◆ Instruction ◆
In the listing below, retype everything from the line containing "annotation-line: Federal de" down to the line containing "bar: [2322, 477, 2432, 1023]", with both of those lines included.

Element and region data
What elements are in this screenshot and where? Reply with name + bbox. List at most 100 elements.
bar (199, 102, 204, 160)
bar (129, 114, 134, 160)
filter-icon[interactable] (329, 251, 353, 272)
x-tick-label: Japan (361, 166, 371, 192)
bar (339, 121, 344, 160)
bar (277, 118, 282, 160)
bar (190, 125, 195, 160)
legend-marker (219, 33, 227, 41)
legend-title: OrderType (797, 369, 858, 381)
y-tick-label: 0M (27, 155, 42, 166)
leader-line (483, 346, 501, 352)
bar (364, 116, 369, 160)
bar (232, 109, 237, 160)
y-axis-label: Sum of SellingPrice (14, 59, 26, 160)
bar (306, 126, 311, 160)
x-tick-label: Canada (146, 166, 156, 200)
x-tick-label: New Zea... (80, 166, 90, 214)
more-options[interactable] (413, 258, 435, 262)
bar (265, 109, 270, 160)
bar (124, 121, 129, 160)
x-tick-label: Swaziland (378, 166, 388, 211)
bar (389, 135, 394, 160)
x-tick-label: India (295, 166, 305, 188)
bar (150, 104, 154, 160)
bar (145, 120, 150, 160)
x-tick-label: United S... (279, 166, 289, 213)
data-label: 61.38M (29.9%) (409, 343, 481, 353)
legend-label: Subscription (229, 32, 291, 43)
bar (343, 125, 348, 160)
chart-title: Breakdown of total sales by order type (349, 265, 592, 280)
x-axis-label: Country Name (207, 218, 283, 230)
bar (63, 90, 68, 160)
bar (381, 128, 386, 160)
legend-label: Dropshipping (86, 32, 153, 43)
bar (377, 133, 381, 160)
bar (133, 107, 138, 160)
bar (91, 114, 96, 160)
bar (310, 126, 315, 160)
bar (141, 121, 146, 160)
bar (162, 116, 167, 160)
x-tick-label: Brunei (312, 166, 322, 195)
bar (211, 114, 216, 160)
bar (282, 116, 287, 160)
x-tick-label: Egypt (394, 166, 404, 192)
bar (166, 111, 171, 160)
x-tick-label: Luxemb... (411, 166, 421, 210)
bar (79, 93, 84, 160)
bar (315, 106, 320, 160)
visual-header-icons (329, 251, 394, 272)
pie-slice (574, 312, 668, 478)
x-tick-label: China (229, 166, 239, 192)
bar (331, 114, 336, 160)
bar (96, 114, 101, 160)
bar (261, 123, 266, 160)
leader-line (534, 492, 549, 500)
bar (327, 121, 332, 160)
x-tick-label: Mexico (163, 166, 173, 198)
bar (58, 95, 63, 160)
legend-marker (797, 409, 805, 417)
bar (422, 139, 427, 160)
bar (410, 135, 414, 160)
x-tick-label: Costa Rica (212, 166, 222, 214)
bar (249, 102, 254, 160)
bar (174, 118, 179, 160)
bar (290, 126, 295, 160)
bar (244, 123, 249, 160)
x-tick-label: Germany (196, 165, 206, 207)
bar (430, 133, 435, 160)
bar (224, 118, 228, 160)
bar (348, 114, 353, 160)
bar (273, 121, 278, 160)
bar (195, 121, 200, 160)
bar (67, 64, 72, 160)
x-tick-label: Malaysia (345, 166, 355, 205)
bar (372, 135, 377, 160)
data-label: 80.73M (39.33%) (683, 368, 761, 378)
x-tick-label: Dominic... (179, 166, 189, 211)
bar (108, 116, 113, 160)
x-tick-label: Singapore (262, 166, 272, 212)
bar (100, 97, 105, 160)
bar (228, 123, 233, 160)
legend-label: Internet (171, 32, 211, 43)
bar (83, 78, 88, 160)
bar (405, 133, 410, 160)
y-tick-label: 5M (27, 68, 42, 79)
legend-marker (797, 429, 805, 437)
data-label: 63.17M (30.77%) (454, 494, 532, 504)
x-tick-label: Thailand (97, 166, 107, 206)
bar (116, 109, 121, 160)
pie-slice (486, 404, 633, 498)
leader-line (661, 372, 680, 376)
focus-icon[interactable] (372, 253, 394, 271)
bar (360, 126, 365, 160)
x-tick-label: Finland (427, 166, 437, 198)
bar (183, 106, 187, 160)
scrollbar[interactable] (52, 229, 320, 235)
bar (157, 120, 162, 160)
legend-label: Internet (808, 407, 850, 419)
--
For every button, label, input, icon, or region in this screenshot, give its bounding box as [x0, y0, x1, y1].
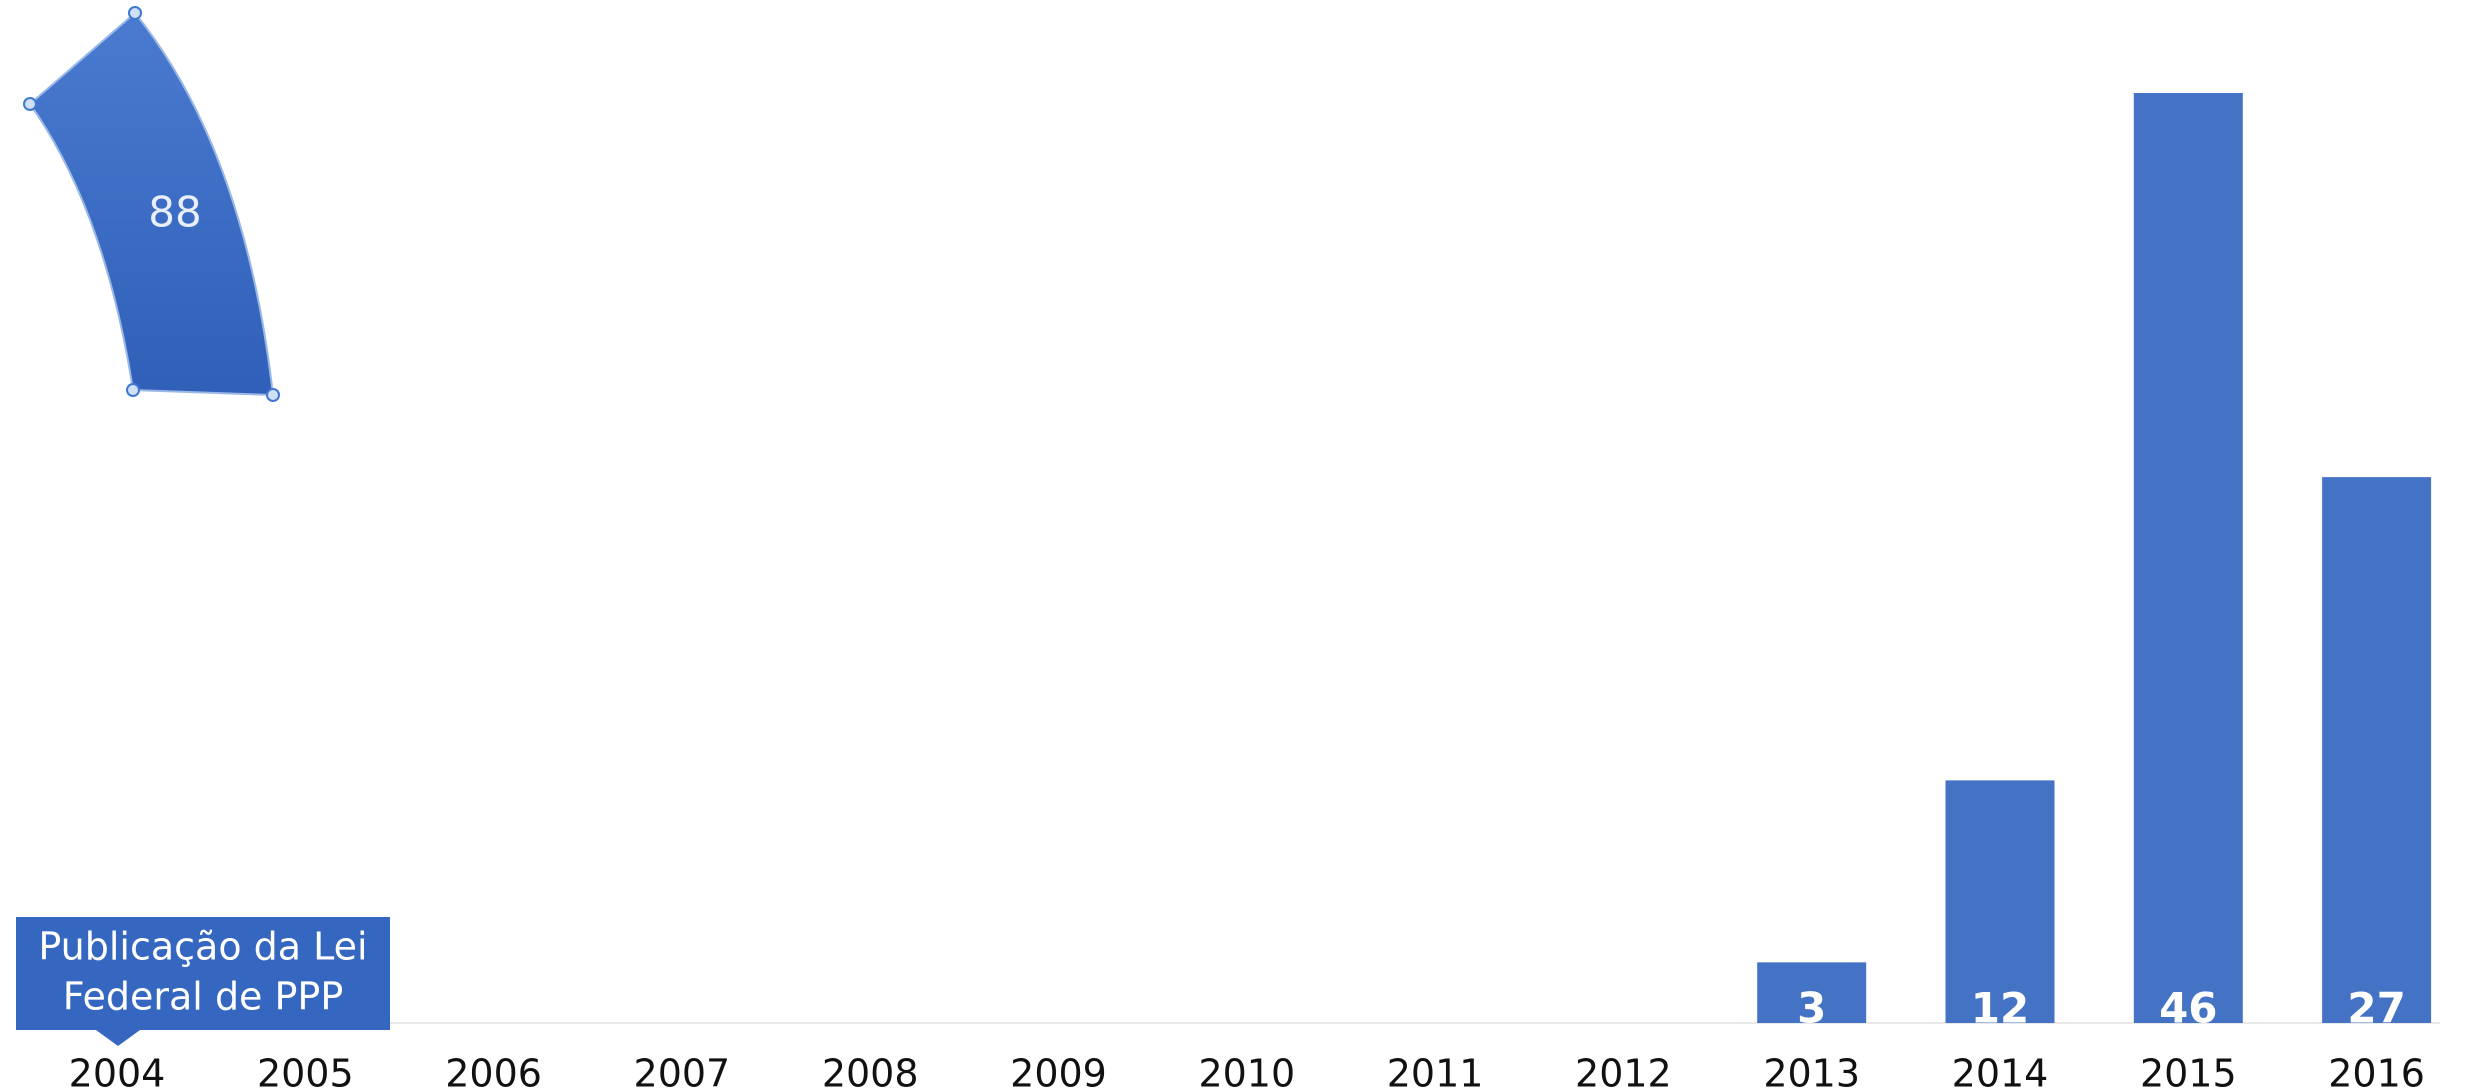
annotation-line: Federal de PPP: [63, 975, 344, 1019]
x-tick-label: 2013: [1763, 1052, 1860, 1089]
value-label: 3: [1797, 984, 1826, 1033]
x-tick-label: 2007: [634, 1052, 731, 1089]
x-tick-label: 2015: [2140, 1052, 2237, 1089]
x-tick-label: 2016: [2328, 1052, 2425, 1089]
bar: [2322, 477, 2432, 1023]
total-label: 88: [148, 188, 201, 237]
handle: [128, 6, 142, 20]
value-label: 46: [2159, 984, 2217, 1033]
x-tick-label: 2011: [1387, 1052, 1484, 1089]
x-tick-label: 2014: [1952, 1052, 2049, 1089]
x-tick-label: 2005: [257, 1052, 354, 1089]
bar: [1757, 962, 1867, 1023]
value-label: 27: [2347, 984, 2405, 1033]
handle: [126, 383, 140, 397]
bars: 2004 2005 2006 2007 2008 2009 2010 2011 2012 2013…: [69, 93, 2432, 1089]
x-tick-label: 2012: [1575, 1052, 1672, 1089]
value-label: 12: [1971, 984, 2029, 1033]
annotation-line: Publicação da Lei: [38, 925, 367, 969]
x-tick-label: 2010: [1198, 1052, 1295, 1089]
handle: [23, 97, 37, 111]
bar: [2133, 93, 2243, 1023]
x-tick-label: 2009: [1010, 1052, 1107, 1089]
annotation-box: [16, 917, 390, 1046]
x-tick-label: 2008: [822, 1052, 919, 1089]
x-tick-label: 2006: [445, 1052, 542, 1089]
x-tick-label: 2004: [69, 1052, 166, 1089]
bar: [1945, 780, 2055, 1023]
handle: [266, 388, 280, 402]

◆ Task answer ◆
annotation-line: Federal de PPP: [63, 975, 344, 1019]
x-tick-label: 2013: [1763, 1052, 1860, 1089]
value-label: 3: [1797, 984, 1826, 1033]
x-tick-label: 2007: [634, 1052, 731, 1089]
x-tick-label: 2015: [2140, 1052, 2237, 1089]
x-tick-label: 2016: [2328, 1052, 2425, 1089]
bar: [2322, 477, 2432, 1023]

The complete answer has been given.